SUPPLIED PASSAGE:
——
As Avraham said this Mr. Next Door piped in, telling me what I’ve already explained above: “You got invited to my house last night for the first meal so that you’d be taken care of and not expect to come to the second meal too.” He said that like it was really rude of me to want to come to dinner that afternoon —the nerve of me.

Now there are times in life when you have a sense of saying things for the future, and you stand up and say them, and say them well, but here that didn’t happen. I only had the sense of saying such, not the well-spoken speech itself, but I did try. It’s always been that way with me. I’m a writer not a speaker. “What? Because we’re not Jewish? Do you know what you’re saying? Come on Avraham, you’re American. You’ve seen the movie Guess Who’s Coming to Dinner.”

Avraham was uneasy, and he looked quickly at the studio gate, where he wanted to be heading right about then. “I know how this looks, but we took a vote, and I have to abide by it. People are afraid that if you are there, well, they won’t feel comfortable to express their Jewishness.”

“And you have your own spirituality, and it’s strong, and we don’t want anything to get in the way of ours.” That was B Actor. That was the main reason, I surmised.

“What about these guys? Why them too?” I asked, motioning to the three Brits.
——
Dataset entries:
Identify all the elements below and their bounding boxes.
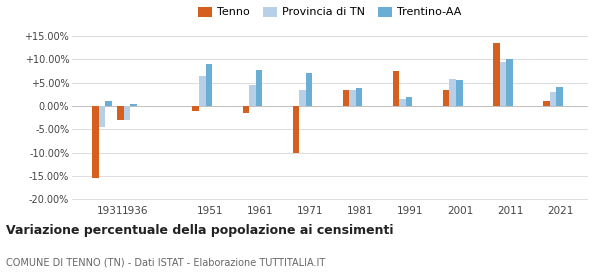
Bar xyxy=(92,106,99,178)
Bar xyxy=(106,101,112,106)
Text: Variazione percentuale della popolazione ai censimenti: Variazione percentuale della popolazione… xyxy=(6,224,394,237)
Bar xyxy=(349,90,356,106)
Bar xyxy=(406,97,412,106)
Bar xyxy=(556,87,563,106)
Bar xyxy=(456,80,463,106)
Bar xyxy=(443,90,449,106)
Bar xyxy=(393,71,400,106)
Bar xyxy=(550,92,556,106)
Bar xyxy=(506,59,512,106)
Bar xyxy=(118,106,124,120)
Bar xyxy=(449,79,456,106)
Bar xyxy=(343,90,349,106)
Bar xyxy=(256,69,262,106)
Bar xyxy=(400,99,406,106)
Bar xyxy=(543,101,550,106)
Bar xyxy=(242,106,249,113)
Bar xyxy=(299,90,306,106)
Bar xyxy=(199,76,206,106)
Bar xyxy=(293,106,299,153)
Text: COMUNE DI TENNO (TN) - Dati ISTAT - Elaborazione TUTTITALIA.IT: COMUNE DI TENNO (TN) - Dati ISTAT - Elab… xyxy=(6,258,325,268)
Bar xyxy=(130,104,137,106)
Bar xyxy=(493,43,500,106)
Bar xyxy=(500,62,506,106)
Bar xyxy=(193,106,199,111)
Bar xyxy=(249,85,256,106)
Bar xyxy=(124,106,130,120)
Bar xyxy=(356,88,362,106)
Bar xyxy=(99,106,106,127)
Legend: Tenno, Provincia di TN, Trentino-AA: Tenno, Provincia di TN, Trentino-AA xyxy=(194,2,466,22)
Bar xyxy=(206,64,212,106)
Bar xyxy=(306,73,312,106)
——
TASKS:
1. What happens in the dinner excerpt? Answer in exactly two sentences.
2. Can you shorten the paragraph of the dinner excerpt that opens with "Now there are times in life" while keeping its main facts?
3. Print the dinner excerpt, beginning at the words "Avraham was uneasy, and" and stopping after "reason, I surmised.".
The dataset entries have nothing to do with this work.

SOLUTIONS FOR EACH TASK:
1. Mr. Next Door says the narrator was invited to his house the night before for the first meal so as not to expect to come to the second meal, and the narrator objects, asking whether it is because they are not Jewish and reminding Avraham that he is American and has seen Guess Who's Coming to Dinner. Avraham explains that a vote was taken and people fear they won't feel comfortable expressing their Jewishness, while B Actor adds that the narrator's strong spirituality might get in the way of theirs.

2. The narrator sensed the moment called for words meant for the future but, being a writer rather than a speaker, couldn't deliver a well-spoken speech, though they tried. They asked Avraham whether this was because they weren't Jewish, whether he knew what he was saying, and reminded him that he was American and had seen the movie Guess Who's Coming to Dinner.

3.
Avraham was uneasy, and he looked quickly at the studio gate, where he wanted to be heading right about then. “I know how this looks, but we took a vote, and I have to abide by it. People are afraid that if you are there, well, they won’t feel comfortable to express their Jewishness.”

“And you have your own spirituality, and it’s strong, and we don’t want anything to get in the way of ours.” That was B Actor. That was the main reason, I surmised.